[Saved data entries]
#####

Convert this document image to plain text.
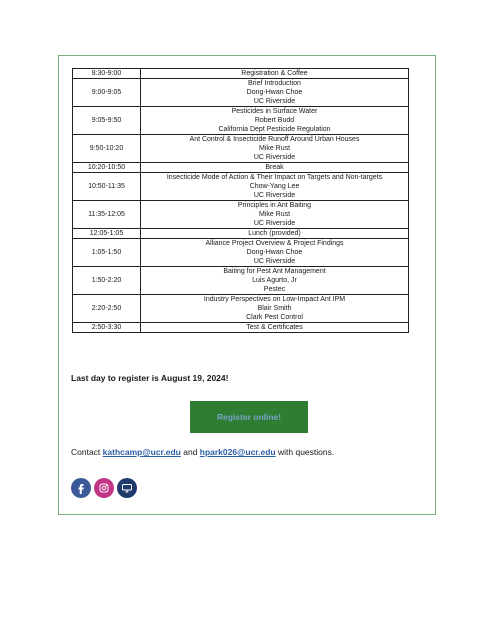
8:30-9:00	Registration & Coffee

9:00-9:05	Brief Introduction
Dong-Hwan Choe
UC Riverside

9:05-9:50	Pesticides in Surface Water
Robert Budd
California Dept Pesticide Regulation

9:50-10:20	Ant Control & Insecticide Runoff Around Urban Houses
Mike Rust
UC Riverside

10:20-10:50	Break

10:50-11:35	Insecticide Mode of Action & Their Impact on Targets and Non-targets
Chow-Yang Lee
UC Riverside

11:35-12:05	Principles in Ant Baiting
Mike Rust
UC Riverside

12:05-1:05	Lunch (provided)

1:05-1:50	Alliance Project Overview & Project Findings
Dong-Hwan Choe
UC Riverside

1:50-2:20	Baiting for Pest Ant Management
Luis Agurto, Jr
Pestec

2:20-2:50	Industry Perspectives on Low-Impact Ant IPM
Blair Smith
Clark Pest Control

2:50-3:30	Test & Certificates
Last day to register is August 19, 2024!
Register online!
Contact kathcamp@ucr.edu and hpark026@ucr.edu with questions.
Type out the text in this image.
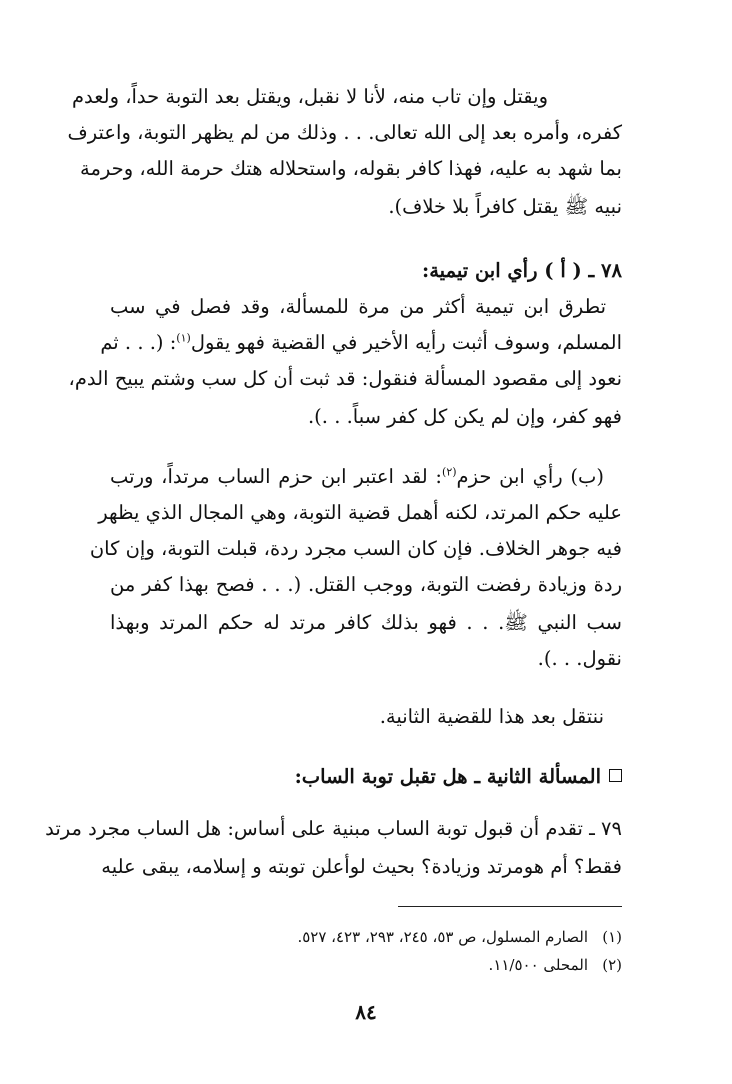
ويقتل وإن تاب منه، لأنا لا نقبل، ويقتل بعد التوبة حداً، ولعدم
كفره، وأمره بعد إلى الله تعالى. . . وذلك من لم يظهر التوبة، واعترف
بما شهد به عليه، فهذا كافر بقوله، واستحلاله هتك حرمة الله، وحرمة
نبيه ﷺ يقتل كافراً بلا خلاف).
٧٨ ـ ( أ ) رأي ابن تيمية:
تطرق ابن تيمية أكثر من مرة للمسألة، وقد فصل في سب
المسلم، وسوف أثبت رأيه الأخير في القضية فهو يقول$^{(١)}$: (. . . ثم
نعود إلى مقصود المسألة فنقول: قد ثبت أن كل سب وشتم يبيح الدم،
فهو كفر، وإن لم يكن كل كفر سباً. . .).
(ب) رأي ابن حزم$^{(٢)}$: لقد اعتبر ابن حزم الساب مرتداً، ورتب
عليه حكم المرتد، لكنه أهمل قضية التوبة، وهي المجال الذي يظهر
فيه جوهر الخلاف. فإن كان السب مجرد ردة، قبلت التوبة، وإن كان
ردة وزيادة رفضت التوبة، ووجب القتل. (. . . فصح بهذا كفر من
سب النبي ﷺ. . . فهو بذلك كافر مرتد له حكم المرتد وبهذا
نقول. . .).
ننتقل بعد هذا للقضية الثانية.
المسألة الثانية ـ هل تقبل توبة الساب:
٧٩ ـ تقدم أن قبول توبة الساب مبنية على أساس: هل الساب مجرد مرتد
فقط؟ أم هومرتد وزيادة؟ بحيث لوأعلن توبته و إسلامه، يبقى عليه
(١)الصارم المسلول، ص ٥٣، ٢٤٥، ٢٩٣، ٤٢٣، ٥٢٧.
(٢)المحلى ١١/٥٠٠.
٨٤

#####

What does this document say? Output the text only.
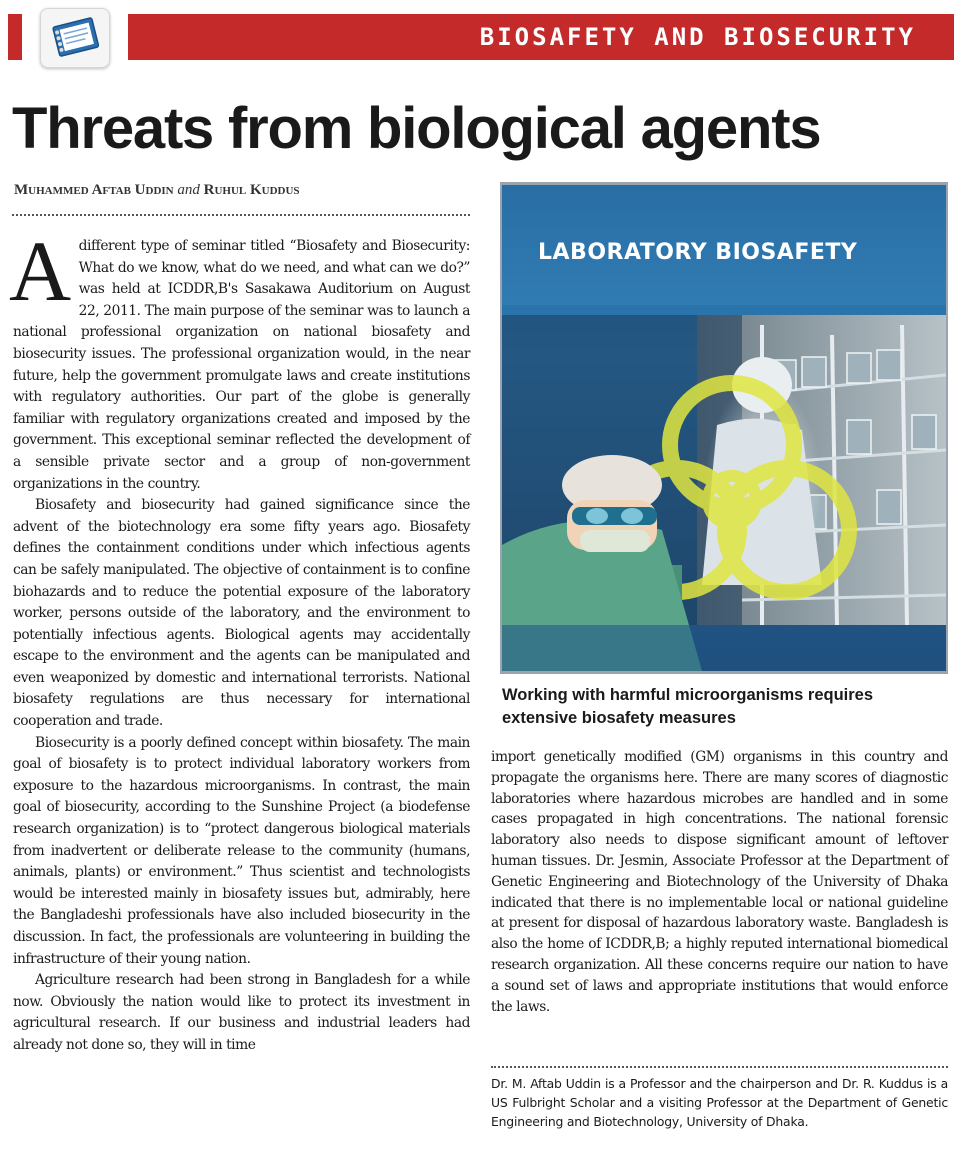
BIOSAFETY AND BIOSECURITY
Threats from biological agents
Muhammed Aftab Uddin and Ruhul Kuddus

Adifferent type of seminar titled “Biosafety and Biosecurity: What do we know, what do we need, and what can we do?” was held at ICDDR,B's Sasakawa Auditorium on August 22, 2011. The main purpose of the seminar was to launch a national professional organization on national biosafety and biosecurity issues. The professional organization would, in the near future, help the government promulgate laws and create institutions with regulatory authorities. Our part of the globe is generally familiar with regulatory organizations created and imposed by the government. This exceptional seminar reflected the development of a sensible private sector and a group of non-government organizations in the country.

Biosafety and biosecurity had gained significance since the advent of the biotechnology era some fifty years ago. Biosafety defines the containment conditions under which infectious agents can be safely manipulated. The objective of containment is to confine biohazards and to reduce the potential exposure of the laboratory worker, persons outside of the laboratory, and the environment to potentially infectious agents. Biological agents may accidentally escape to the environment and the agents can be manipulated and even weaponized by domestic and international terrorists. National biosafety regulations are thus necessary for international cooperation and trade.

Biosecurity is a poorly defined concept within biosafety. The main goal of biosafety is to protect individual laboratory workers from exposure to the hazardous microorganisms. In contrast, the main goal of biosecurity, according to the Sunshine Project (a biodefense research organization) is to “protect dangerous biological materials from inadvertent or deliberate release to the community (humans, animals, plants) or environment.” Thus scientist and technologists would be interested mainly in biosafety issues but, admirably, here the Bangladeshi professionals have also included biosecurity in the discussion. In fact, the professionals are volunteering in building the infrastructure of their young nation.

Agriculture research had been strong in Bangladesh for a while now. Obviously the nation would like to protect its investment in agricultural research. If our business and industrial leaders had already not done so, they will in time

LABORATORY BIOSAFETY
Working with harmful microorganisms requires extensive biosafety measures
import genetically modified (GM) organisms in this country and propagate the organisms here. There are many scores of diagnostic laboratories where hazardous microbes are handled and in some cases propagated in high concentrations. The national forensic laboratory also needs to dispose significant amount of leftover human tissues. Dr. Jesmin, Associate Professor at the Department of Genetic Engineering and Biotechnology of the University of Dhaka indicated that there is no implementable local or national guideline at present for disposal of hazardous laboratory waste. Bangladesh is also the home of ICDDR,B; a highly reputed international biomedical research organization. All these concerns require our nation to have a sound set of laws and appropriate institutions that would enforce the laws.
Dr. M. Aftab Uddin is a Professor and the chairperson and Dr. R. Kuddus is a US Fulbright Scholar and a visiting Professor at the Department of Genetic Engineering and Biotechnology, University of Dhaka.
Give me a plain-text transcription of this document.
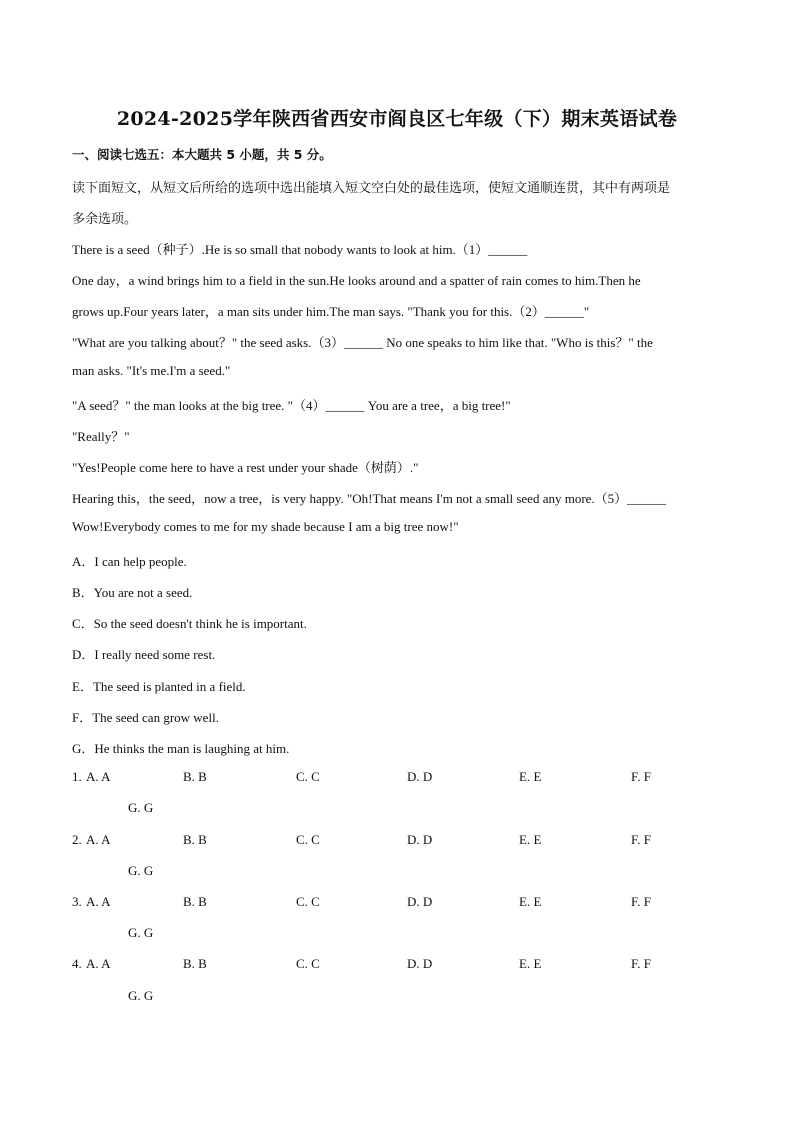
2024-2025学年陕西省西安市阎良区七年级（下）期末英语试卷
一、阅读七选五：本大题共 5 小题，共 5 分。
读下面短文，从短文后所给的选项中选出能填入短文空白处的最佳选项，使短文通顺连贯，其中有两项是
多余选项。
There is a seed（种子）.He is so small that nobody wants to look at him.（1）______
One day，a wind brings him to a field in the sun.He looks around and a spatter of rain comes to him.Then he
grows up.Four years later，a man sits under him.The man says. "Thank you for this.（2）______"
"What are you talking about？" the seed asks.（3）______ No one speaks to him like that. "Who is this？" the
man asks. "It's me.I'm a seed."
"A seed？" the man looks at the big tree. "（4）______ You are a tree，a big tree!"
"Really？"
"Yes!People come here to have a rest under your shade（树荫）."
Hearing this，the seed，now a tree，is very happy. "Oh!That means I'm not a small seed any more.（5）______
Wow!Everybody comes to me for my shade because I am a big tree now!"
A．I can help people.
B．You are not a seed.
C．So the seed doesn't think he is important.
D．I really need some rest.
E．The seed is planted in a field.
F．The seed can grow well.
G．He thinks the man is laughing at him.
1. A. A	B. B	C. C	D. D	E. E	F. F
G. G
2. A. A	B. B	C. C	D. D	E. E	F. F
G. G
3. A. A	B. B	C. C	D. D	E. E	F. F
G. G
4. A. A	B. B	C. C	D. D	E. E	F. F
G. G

#####

§ **STATED PROBLEM**: Review the preceding data and report every line that includes the string "Control".

§ **ANSWER TO THIS EXERCISE**:
9:50-10:20	Ant Control & Insecticide Runoff Around Urban Houses
Clark Pest Control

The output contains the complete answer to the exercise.